| Goal of the exercise |
From the entries below, extract every line that includes the word "mimbre".

| Available data |

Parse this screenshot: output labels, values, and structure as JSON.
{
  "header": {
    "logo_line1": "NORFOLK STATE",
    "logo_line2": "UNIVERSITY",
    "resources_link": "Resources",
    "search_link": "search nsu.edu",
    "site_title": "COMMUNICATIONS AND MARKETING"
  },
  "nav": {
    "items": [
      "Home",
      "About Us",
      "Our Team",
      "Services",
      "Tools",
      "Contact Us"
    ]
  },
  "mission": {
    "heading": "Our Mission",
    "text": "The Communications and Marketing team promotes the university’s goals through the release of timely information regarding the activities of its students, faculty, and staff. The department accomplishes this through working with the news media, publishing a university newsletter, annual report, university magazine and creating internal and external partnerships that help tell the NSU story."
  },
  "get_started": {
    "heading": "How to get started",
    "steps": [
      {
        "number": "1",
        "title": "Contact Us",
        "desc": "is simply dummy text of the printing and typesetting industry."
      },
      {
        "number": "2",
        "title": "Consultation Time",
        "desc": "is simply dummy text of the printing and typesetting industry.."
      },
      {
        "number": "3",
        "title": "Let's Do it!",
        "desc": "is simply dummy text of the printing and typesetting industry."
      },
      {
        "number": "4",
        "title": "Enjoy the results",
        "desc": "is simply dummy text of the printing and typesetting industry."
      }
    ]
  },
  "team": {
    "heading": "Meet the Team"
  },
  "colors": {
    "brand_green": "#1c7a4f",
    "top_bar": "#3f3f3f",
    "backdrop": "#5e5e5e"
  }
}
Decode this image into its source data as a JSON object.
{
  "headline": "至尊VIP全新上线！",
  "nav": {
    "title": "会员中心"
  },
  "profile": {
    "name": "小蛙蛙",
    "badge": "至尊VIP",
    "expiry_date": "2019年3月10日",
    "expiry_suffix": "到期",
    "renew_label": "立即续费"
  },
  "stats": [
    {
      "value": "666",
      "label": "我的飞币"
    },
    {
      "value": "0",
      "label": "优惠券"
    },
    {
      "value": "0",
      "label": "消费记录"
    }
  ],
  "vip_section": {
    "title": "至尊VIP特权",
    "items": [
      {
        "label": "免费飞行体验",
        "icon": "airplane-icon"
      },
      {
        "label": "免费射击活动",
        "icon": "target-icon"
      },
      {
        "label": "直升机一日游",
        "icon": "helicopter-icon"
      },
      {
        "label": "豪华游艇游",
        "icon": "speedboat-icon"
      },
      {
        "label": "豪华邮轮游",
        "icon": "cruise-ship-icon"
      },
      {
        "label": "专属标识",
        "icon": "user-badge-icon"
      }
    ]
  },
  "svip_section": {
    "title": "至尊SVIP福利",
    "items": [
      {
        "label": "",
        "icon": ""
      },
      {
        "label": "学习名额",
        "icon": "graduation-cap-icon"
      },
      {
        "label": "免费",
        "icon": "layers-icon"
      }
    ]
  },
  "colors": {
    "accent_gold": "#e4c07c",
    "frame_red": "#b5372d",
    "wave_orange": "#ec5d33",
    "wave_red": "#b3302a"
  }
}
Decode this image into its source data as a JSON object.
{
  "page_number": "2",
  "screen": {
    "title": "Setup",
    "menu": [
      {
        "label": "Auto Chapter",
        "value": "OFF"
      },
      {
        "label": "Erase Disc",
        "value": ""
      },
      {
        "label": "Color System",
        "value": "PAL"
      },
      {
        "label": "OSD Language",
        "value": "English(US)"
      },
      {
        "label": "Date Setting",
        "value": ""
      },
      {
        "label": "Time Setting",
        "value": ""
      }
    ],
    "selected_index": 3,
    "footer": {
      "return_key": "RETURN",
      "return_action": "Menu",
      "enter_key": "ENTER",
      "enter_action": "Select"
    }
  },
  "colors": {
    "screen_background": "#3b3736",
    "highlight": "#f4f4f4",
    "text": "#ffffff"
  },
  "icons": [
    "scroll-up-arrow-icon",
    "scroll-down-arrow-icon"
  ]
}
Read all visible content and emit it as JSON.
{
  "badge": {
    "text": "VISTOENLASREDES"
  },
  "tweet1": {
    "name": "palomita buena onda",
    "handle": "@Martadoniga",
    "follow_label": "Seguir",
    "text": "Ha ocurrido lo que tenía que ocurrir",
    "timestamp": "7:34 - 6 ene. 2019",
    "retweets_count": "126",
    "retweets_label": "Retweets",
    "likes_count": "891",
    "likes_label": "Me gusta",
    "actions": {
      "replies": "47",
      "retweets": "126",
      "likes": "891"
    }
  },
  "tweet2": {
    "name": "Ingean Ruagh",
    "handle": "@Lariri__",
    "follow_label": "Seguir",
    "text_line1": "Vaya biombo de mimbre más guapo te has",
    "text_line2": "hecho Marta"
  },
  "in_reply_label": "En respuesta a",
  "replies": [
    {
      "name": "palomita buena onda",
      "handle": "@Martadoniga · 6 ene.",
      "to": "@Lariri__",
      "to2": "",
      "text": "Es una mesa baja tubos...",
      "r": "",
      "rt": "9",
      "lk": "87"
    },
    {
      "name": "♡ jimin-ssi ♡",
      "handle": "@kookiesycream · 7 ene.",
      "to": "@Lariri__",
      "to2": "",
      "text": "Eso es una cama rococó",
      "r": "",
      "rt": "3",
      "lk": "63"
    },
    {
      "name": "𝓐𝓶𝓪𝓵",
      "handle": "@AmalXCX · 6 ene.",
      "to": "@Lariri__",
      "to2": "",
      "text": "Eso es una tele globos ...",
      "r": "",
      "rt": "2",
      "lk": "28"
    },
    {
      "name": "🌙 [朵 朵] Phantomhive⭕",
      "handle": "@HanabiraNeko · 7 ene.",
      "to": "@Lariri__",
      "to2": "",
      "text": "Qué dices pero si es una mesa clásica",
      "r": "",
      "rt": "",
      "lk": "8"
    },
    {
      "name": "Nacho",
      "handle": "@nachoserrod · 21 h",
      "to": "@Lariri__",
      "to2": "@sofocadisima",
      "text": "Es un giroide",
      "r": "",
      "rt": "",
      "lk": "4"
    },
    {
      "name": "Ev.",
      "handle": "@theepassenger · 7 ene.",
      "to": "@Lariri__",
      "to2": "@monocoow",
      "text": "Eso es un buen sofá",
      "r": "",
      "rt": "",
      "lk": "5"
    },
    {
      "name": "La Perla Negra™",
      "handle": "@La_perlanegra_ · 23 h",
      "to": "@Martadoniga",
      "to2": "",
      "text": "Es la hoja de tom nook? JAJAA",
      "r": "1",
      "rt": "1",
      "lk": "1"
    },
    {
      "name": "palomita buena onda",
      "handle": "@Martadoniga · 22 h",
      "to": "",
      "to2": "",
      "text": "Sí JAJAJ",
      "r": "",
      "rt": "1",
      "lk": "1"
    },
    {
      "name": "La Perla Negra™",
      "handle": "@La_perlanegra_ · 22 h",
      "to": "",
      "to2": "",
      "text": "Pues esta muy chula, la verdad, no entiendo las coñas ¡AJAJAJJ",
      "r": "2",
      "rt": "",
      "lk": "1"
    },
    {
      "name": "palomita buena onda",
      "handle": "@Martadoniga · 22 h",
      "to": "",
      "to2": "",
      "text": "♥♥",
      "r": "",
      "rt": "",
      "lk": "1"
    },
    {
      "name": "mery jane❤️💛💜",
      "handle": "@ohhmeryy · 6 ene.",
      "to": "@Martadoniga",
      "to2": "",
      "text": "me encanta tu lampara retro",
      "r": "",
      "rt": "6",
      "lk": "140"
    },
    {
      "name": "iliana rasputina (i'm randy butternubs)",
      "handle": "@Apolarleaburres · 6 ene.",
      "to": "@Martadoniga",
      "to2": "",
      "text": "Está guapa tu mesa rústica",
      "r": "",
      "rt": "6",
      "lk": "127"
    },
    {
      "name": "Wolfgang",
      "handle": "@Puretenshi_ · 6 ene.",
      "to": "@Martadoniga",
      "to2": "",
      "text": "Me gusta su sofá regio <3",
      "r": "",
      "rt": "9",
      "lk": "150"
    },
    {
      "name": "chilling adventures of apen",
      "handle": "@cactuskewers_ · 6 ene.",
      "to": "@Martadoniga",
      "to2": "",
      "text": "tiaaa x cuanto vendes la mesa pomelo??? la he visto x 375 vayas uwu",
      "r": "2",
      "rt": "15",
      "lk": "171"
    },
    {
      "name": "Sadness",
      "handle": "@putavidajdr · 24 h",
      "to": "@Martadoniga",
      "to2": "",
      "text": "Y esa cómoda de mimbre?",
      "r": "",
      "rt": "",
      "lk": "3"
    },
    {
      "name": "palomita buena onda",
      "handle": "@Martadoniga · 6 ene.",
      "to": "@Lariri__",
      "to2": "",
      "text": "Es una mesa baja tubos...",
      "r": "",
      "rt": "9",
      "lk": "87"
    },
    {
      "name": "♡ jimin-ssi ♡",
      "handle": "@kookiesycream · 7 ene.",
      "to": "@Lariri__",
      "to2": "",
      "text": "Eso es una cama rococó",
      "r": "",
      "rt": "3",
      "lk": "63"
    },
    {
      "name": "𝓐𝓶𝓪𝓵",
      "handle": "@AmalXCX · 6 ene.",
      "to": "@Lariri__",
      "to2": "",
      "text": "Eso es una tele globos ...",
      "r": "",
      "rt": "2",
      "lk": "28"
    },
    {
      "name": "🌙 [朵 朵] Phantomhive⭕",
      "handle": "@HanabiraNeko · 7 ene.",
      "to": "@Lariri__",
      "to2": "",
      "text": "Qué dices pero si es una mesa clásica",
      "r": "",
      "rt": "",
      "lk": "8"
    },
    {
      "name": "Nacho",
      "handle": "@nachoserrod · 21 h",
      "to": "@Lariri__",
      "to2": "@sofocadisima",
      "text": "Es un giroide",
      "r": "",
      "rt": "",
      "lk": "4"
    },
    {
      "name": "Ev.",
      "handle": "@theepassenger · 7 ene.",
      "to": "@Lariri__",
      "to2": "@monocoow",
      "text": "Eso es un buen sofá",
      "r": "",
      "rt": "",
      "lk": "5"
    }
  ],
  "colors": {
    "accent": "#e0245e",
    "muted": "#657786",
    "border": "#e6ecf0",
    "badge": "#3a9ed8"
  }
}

| Task answer |
    "text_line1": "Vaya biombo de mimbre más guapo te has",
      "text": "Y esa cómoda de mimbre?",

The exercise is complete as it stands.